**Work to be completed**. Give the number of lines in the data that contain "time", and nothing more.

[Data records]
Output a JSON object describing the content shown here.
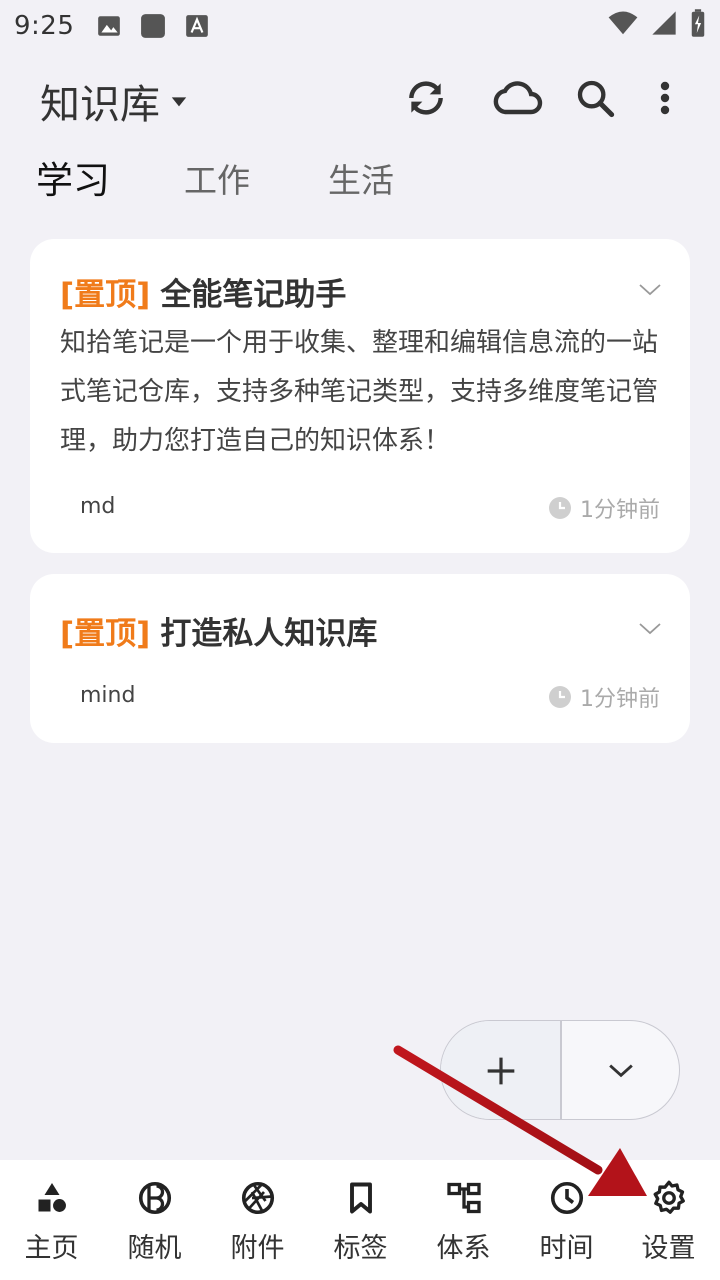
{
  "status_bar": {
    "time": "9:25",
    "left_icons": [
      "image-icon",
      "app-square-icon",
      "font-a-icon"
    ],
    "right_icons": [
      "wifi-icon",
      "signal-icon",
      "battery-charging-icon"
    ]
  },
  "header": {
    "title": "知识库",
    "actions": [
      "sync-icon",
      "cloud-icon",
      "search-icon",
      "more-vert-icon"
    ]
  },
  "tabs": [
    {
      "label": "学习",
      "active": true
    },
    {
      "label": "工作",
      "active": false
    },
    {
      "label": "生活",
      "active": false
    }
  ],
  "notes": [
    {
      "pin": "[置顶]",
      "title": "全能笔记助手",
      "body": "知拾笔记是一个用于收集、整理和编辑信息流的一站式笔记仓库，支持多种笔记类型，支持多维度笔记管理，助力您打造自己的知识体系！",
      "tag": "md",
      "time": "1分钟前"
    },
    {
      "pin": "[置顶]",
      "title": "打造私人知识库",
      "body": "",
      "tag": "mind",
      "time": "1分钟前"
    }
  ],
  "fab": {
    "add": "plus-icon",
    "more": "chevron-down-icon"
  },
  "bottom_nav": [
    {
      "label": "主页",
      "icon": "shapes-icon"
    },
    {
      "label": "随机",
      "icon": "random-icon"
    },
    {
      "label": "附件",
      "icon": "aperture-icon"
    },
    {
      "label": "标签",
      "icon": "bookmark-icon"
    },
    {
      "label": "体系",
      "icon": "hierarchy-icon"
    },
    {
      "label": "时间",
      "icon": "clock-icon"
    },
    {
      "label": "设置",
      "icon": "gear-icon"
    }
  ],
  "colors": {
    "background": "#f2f1f6",
    "card": "#ffffff",
    "pin_accent": "#f07b1a",
    "annotation_arrow": "#c0161d"
  }
}
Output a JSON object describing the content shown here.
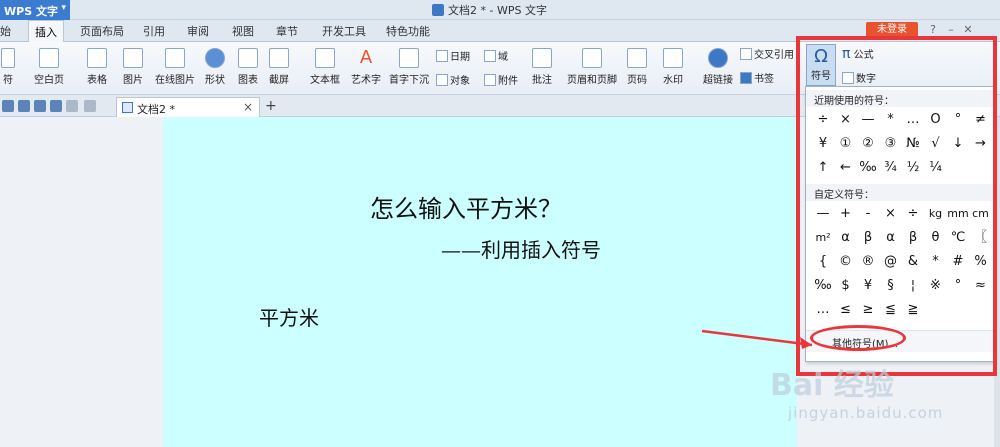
{
  "app": {
    "name": "WPS 文字",
    "window_title": "文档2 * - WPS 文字",
    "login": "未登录"
  },
  "menu_tabs": [
    "始",
    "插入",
    "页面布局",
    "引用",
    "审阅",
    "视图",
    "章节",
    "开发工具",
    "特色功能"
  ],
  "ribbon": {
    "pagebreak": "符",
    "blank_page": "空白页",
    "table": "表格",
    "picture": "图片",
    "online_picture": "在线图片",
    "shape": "形状",
    "chart": "图表",
    "screenshot": "截屏",
    "textbox": "文本框",
    "wordart": "艺术字",
    "dropcap": "首字下沉",
    "date": "日期",
    "object": "对象",
    "field": "域",
    "attachment": "附件",
    "comment": "批注",
    "header_footer": "页眉和页脚",
    "page_number": "页码",
    "watermark": "水印",
    "hyperlink": "超链接",
    "cross_ref": "交叉引用",
    "bookmark": "书签",
    "symbol": "符号",
    "formula": "公式",
    "number": "数字"
  },
  "doc_tab": {
    "name": "文档2 *"
  },
  "document": {
    "title": "怎么输入平方米？",
    "subtitle": "——利用插入符号",
    "word": "平方米"
  },
  "symbol_panel": {
    "recent_label": "近期使用的符号：",
    "recent": [
      "÷",
      "×",
      "—",
      "*",
      "…",
      "O",
      "°",
      "≠",
      "¥",
      "①",
      "②",
      "③",
      "№",
      "√",
      "↓",
      "→",
      "↑",
      "←",
      "‰",
      "¾",
      "½",
      "¼"
    ],
    "custom_label": "自定义符号：",
    "custom": [
      "—",
      "+",
      "-",
      "×",
      "÷",
      "kg",
      "mm",
      "cm",
      "m²",
      "α",
      "β",
      "α",
      "β",
      "θ",
      "℃",
      "〖",
      "{",
      "©",
      "®",
      "@",
      "&",
      "*",
      "#",
      "%",
      "‰",
      "$",
      "¥",
      "§",
      "¦",
      "※",
      "°",
      "≈",
      "…",
      "≤",
      "≥",
      "≦",
      "≧"
    ],
    "more": "其他符号(M)..."
  },
  "watermark": {
    "brand": "Bai  经验",
    "url": "jingyan.baidu.com"
  }
}
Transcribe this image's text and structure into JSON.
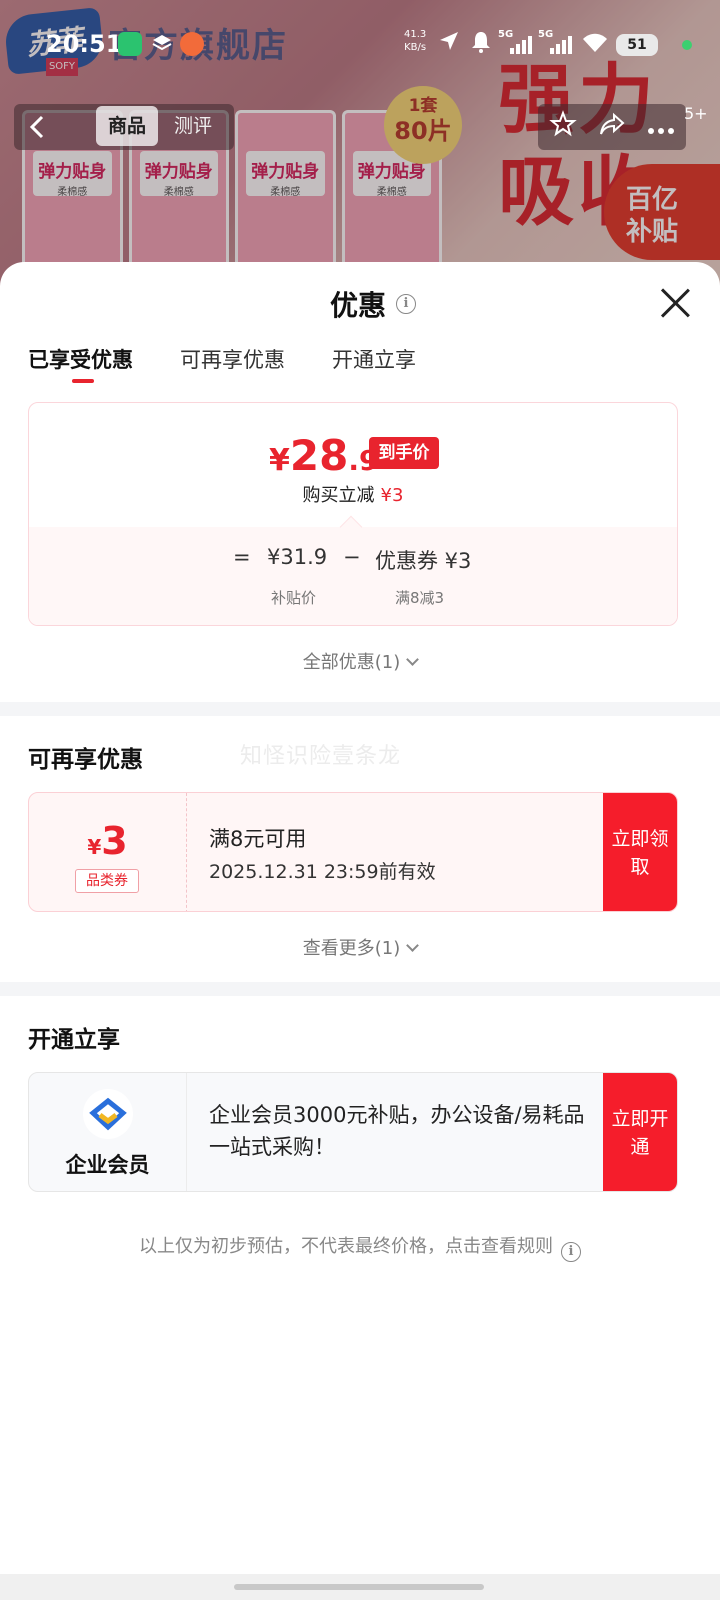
{
  "status_bar": {
    "time": "20:51",
    "net_speed": "41.3",
    "net_unit": "KB/s",
    "sig1_label": "5G",
    "sig2_label": "5G",
    "battery": "51"
  },
  "background_page": {
    "brand_logo": "苏菲",
    "brand_sub": "SOFY",
    "store_name": "官方旗舰店",
    "pack_title": "弹力贴身",
    "pack_sub": "柔棉感",
    "pack_badge_1": "1套",
    "pack_badge_2": "80片",
    "promo_text_1": "强力",
    "promo_text_2": "吸收",
    "subsidy_1": "百亿",
    "subsidy_2": "补贴",
    "nav_tab_goods": "商品",
    "nav_tab_review": "测评",
    "msg_count": "5+"
  },
  "sheet": {
    "title": "优惠",
    "tabs": [
      {
        "label": "已享受优惠",
        "active": true
      },
      {
        "label": "可再享优惠",
        "active": false
      },
      {
        "label": "开通立享",
        "active": false
      }
    ],
    "price_card": {
      "currency": "¥",
      "price_int": "28",
      "price_dec": ".9",
      "tag": "到手价",
      "reduce_label": "购买立减",
      "reduce_value": "¥3",
      "eq": "=",
      "subsidy_price": "¥31.9",
      "minus": "−",
      "coupon_text": "优惠券 ¥3",
      "subsidy_price_label": "补贴价",
      "coupon_rule": "满8减3"
    },
    "all_offers": "全部优惠(1)",
    "more_section": {
      "title": "可再享优惠",
      "watermark": "知怪识险壹条龙",
      "coupon": {
        "currency": "¥",
        "amount": "3",
        "type": "品类券",
        "condition": "满8元可用",
        "validity": "2025.12.31 23:59前有效",
        "button": "立即领取"
      },
      "see_more": "查看更多(1)"
    },
    "open_section": {
      "title": "开通立享",
      "member": {
        "label": "企业会员",
        "desc": "企业会员3000元补贴，办公设备/易耗品一站式采购！",
        "button": "立即开通"
      }
    },
    "disclaimer": "以上仅为初步预估，不代表最终价格，点击查看规则"
  },
  "colors": {
    "accent_red": "#e8242e",
    "button_red": "#f51d2b",
    "coupon_bg": "#fff6f6"
  }
}
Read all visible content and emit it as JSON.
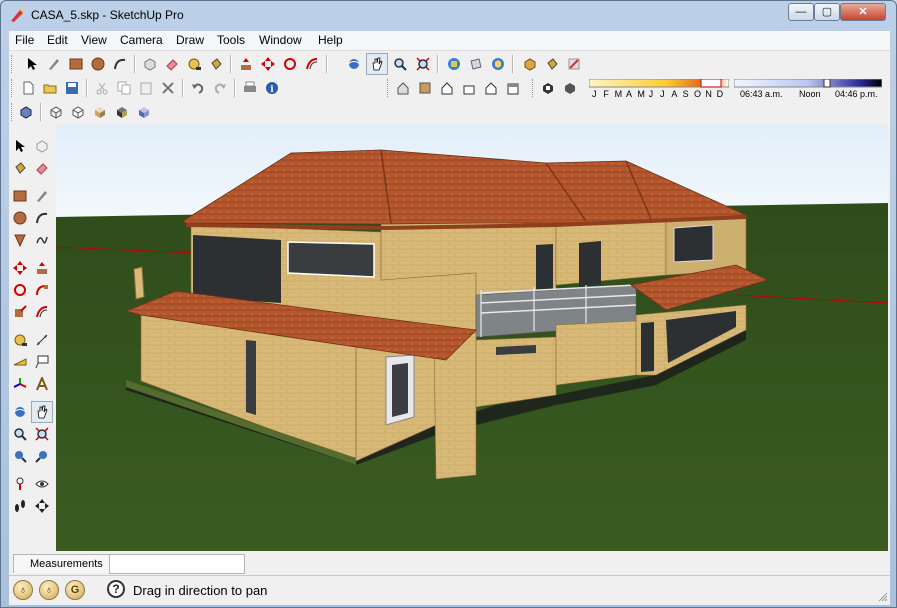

**Response**. 4